— start EXERCISE MATERIALS —
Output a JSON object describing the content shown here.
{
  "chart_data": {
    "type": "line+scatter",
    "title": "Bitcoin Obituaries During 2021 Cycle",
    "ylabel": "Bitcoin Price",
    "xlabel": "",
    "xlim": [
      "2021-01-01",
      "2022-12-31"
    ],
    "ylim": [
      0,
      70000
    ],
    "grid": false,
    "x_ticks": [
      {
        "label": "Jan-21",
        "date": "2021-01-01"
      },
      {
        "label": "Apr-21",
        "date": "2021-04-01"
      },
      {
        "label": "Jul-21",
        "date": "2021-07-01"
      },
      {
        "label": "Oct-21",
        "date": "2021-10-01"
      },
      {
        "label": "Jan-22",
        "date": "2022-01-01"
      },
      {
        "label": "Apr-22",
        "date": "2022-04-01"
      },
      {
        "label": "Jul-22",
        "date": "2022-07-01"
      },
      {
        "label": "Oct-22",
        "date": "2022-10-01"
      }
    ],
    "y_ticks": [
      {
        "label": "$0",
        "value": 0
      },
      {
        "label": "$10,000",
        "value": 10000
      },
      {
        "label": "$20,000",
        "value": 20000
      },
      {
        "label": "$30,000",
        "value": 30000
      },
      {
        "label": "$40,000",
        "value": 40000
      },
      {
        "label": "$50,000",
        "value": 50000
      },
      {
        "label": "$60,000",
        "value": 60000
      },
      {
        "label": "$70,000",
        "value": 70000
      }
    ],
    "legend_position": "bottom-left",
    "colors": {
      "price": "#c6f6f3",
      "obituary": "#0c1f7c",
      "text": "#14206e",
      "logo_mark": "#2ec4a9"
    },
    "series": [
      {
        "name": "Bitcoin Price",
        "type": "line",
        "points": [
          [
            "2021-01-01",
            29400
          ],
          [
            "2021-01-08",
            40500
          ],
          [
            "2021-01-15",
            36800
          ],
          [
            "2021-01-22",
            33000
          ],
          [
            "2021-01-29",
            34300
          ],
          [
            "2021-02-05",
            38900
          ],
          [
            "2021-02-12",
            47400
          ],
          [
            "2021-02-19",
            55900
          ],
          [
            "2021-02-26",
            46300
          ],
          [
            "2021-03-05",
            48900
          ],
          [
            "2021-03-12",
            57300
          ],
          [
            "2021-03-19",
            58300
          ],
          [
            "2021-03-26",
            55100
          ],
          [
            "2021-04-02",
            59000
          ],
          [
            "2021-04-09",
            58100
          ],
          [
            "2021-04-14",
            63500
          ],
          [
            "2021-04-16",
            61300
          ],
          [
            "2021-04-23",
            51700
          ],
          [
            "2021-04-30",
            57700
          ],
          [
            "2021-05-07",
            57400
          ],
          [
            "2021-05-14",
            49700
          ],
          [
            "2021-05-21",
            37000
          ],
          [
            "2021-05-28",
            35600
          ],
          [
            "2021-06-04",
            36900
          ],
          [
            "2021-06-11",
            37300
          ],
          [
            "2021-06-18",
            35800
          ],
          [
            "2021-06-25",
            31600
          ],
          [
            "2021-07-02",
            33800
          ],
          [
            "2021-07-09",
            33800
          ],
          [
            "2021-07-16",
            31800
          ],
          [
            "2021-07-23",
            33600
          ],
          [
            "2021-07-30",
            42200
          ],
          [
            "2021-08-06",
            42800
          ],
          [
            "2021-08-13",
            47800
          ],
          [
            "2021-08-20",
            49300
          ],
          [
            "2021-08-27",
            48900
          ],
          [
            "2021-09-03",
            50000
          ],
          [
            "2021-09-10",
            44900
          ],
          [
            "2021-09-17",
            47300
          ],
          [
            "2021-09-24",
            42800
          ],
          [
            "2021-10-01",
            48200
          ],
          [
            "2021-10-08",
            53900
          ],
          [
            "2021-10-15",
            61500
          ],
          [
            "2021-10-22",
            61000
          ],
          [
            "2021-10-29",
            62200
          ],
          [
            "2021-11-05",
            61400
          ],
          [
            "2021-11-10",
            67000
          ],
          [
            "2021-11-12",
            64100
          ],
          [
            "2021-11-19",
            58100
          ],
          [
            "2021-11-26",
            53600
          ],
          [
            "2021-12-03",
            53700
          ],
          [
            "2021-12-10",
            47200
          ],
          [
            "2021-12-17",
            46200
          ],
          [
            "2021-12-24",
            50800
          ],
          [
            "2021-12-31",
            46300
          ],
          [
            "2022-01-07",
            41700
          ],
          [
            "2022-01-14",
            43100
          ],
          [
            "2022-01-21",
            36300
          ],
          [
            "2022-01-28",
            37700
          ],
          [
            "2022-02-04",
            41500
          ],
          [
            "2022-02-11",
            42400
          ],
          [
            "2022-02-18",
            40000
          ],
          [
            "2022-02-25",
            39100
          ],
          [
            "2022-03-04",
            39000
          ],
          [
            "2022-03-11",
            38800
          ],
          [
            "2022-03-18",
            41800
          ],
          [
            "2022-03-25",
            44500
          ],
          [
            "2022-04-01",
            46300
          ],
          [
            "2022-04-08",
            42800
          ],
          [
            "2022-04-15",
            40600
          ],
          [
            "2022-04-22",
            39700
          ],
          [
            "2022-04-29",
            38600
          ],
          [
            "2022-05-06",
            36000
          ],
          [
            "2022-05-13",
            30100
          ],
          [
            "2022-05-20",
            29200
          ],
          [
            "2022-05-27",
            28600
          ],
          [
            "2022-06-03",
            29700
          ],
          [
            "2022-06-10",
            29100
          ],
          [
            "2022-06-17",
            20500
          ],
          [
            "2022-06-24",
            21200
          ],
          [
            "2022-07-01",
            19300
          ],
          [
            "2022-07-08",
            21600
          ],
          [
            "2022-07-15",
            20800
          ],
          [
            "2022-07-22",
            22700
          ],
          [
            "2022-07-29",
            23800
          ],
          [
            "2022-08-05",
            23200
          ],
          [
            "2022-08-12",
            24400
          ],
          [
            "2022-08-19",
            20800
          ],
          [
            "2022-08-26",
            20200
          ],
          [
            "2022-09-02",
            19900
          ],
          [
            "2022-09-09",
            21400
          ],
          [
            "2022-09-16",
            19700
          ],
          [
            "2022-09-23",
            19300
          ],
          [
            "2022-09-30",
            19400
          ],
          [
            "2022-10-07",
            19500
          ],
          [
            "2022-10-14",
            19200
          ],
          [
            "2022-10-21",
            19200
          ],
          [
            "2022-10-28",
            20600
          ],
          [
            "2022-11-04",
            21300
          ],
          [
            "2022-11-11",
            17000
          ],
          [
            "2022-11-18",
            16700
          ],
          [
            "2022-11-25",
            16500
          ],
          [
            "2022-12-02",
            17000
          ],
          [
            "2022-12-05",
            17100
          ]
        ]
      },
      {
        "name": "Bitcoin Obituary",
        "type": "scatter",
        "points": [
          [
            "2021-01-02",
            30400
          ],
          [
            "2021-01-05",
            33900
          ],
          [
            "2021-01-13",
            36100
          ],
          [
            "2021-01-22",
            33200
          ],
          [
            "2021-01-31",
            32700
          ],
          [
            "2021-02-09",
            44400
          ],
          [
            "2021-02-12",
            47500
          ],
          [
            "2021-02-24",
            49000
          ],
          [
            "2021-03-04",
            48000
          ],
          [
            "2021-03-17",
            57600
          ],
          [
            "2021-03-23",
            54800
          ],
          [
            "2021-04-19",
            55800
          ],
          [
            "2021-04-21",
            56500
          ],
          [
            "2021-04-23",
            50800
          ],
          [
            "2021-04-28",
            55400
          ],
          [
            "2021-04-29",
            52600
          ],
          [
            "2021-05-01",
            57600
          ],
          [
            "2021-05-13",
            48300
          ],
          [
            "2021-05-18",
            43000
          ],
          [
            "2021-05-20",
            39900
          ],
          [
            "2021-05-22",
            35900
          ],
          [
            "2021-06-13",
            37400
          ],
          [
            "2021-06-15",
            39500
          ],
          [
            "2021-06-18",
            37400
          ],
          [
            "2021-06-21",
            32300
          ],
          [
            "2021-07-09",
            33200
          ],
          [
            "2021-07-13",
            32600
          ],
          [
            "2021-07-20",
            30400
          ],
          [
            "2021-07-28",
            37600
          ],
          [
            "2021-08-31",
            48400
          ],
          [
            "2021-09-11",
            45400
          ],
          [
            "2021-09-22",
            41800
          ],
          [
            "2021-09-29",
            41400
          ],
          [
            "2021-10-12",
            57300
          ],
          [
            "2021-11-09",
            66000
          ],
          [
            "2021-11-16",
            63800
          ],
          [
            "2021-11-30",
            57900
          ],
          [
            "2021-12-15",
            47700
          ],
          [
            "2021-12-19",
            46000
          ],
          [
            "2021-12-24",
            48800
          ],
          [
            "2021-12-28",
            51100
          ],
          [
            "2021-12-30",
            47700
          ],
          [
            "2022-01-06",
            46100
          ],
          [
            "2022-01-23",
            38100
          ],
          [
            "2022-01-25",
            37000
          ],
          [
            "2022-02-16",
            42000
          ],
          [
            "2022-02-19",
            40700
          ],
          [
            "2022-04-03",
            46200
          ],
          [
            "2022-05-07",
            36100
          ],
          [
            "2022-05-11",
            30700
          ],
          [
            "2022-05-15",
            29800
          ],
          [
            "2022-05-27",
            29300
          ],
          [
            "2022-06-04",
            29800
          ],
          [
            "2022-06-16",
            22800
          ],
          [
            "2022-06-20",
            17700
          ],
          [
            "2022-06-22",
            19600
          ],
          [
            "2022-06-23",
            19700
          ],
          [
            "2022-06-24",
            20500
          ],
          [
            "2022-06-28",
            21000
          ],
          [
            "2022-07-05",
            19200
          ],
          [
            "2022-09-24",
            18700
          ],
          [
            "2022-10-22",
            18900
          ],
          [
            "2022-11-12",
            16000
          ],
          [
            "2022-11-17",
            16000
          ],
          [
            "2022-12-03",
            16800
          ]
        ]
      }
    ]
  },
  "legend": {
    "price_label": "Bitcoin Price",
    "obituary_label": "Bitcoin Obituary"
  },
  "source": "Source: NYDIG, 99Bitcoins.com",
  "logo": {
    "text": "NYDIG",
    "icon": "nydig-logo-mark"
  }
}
— end EXERCISE MATERIALS —
» **EXERCISE**
Copy every line above in which the string "value" shows up.

» **FINISHED TASK**
        "value": 0
        "value": 10000
        "value": 20000
        "value": 30000
        "value": 40000
        "value": 50000
        "value": 60000
        "value": 70000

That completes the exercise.